(Records from a data source)
.....

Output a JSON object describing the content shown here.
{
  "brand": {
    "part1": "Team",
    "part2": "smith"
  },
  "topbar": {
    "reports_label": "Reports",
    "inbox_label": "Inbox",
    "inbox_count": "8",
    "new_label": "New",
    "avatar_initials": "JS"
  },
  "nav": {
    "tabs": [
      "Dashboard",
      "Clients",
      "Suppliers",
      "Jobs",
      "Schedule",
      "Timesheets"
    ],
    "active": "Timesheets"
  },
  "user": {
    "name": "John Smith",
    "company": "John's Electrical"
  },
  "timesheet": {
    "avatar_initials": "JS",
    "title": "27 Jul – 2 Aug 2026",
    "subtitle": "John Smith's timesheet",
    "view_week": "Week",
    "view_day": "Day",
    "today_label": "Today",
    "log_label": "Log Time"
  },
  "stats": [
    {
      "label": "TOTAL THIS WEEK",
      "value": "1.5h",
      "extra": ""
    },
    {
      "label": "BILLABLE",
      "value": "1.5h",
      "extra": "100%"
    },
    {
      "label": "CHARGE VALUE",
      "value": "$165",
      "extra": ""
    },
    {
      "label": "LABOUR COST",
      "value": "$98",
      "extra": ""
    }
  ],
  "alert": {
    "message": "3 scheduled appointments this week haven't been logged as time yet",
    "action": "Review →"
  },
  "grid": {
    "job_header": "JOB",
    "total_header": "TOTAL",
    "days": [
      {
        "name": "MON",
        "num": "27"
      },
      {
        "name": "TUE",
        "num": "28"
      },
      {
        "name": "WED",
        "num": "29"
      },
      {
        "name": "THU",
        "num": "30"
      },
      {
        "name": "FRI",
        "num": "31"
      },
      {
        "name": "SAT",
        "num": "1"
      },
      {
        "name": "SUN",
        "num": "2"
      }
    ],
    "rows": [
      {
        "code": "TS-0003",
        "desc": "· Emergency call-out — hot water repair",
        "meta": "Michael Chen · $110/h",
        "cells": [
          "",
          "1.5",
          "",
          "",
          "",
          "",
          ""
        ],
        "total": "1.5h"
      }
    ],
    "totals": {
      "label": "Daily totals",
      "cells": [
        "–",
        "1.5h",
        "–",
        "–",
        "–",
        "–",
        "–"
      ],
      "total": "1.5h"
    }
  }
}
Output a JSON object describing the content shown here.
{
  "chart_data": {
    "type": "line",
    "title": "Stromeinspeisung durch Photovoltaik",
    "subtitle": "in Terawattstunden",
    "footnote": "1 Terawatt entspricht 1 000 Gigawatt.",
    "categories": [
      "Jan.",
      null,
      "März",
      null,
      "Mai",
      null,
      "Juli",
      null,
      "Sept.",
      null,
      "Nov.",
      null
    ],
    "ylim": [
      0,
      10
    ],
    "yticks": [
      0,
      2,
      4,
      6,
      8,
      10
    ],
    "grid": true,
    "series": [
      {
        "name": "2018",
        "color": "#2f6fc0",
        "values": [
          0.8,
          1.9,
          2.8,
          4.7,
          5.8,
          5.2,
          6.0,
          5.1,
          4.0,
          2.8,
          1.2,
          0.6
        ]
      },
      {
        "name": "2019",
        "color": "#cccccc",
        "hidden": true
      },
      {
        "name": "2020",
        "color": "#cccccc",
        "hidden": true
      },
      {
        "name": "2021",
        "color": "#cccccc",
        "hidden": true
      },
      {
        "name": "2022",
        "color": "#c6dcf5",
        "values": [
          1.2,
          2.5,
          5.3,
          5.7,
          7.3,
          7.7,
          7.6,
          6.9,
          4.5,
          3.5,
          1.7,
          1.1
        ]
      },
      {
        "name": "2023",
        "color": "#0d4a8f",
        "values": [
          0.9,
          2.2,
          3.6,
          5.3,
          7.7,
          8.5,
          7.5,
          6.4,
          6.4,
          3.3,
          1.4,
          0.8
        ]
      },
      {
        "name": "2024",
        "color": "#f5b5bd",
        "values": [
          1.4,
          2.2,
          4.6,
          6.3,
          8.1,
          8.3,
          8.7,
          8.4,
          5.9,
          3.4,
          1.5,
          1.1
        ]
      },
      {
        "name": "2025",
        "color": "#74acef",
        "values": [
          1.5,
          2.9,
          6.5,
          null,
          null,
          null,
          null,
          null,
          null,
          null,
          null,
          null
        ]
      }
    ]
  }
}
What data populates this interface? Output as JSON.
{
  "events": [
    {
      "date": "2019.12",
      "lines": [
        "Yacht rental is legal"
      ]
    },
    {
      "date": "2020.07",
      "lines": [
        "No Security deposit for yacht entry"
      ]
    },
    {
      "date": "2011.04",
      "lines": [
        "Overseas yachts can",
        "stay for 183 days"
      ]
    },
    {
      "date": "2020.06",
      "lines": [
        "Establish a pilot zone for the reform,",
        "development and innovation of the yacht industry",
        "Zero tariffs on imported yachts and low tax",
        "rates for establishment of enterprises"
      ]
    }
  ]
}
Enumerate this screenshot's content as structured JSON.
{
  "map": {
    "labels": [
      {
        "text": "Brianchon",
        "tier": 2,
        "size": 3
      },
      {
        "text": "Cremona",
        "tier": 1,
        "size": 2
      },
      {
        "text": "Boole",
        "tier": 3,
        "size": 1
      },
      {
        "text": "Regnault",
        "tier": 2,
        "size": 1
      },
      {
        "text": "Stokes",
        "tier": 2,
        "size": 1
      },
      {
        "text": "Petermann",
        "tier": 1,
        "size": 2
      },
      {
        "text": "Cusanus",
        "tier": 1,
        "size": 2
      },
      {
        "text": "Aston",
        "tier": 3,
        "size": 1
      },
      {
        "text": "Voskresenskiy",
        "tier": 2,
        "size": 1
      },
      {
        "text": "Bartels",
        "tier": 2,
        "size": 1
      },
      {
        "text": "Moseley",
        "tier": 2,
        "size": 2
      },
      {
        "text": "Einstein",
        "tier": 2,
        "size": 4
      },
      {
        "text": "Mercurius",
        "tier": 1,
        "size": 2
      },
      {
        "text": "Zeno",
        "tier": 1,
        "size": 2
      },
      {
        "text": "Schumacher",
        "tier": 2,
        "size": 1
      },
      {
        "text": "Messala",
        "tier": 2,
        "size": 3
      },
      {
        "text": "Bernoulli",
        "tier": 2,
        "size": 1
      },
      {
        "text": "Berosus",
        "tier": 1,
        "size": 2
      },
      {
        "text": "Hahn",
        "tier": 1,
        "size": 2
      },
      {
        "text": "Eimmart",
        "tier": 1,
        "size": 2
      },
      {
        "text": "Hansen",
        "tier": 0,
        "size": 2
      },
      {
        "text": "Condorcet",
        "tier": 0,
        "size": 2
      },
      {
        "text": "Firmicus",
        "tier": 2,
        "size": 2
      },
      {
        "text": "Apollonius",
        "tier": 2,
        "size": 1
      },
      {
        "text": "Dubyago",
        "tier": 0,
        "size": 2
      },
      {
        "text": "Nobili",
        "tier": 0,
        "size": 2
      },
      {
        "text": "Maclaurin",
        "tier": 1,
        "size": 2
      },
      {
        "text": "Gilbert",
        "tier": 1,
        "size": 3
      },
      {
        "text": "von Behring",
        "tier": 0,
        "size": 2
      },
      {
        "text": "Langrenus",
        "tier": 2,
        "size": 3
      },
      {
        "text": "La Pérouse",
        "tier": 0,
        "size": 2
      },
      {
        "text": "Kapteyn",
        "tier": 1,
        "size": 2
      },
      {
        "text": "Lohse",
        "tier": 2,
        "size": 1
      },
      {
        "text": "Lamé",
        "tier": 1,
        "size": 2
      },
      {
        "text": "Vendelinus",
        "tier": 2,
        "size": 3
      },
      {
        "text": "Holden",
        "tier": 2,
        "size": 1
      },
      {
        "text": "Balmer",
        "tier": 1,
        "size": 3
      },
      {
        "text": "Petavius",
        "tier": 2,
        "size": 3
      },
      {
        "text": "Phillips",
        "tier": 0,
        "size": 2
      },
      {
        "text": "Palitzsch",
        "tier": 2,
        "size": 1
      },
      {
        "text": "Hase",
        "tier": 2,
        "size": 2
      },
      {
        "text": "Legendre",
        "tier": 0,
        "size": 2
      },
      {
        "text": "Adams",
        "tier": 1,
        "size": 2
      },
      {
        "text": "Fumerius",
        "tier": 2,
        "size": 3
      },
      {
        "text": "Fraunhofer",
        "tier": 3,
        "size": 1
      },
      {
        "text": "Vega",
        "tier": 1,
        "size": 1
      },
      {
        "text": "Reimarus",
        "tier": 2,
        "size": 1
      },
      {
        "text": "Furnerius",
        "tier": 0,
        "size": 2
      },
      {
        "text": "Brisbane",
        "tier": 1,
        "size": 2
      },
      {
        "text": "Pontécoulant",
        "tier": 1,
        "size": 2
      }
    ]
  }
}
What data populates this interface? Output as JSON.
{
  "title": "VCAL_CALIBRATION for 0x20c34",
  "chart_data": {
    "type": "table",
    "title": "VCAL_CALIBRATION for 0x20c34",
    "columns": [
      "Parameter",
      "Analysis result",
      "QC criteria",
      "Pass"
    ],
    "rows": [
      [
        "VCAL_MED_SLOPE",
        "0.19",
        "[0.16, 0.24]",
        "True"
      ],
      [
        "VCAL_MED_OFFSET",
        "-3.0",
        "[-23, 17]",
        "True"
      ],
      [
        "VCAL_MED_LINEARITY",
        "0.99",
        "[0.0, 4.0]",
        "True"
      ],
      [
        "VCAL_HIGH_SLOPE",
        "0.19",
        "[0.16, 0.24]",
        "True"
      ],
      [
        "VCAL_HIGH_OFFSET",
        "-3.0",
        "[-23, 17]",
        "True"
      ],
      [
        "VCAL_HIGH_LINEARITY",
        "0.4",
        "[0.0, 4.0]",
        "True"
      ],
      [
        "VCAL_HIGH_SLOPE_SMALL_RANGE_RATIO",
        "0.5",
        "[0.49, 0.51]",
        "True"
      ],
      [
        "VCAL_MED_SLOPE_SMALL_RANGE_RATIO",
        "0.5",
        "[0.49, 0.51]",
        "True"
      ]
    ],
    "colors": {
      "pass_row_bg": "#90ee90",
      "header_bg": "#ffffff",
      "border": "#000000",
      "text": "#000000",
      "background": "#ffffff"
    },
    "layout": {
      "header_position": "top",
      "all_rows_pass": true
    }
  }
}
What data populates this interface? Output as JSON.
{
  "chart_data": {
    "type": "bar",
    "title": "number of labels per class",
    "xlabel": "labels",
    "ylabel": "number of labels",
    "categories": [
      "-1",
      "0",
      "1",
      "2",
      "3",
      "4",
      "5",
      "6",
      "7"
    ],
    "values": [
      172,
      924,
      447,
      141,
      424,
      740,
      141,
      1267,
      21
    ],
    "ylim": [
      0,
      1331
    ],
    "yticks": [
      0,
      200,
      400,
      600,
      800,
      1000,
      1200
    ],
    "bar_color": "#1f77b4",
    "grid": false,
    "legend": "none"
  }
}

.....

**What you will do**:
Check the data for the word "subtitle" and pull out the lines that have it.

**Result of the exercise**:
    "subtitle": "John Smith's timesheet",
    "subtitle": "in Terawattstunden",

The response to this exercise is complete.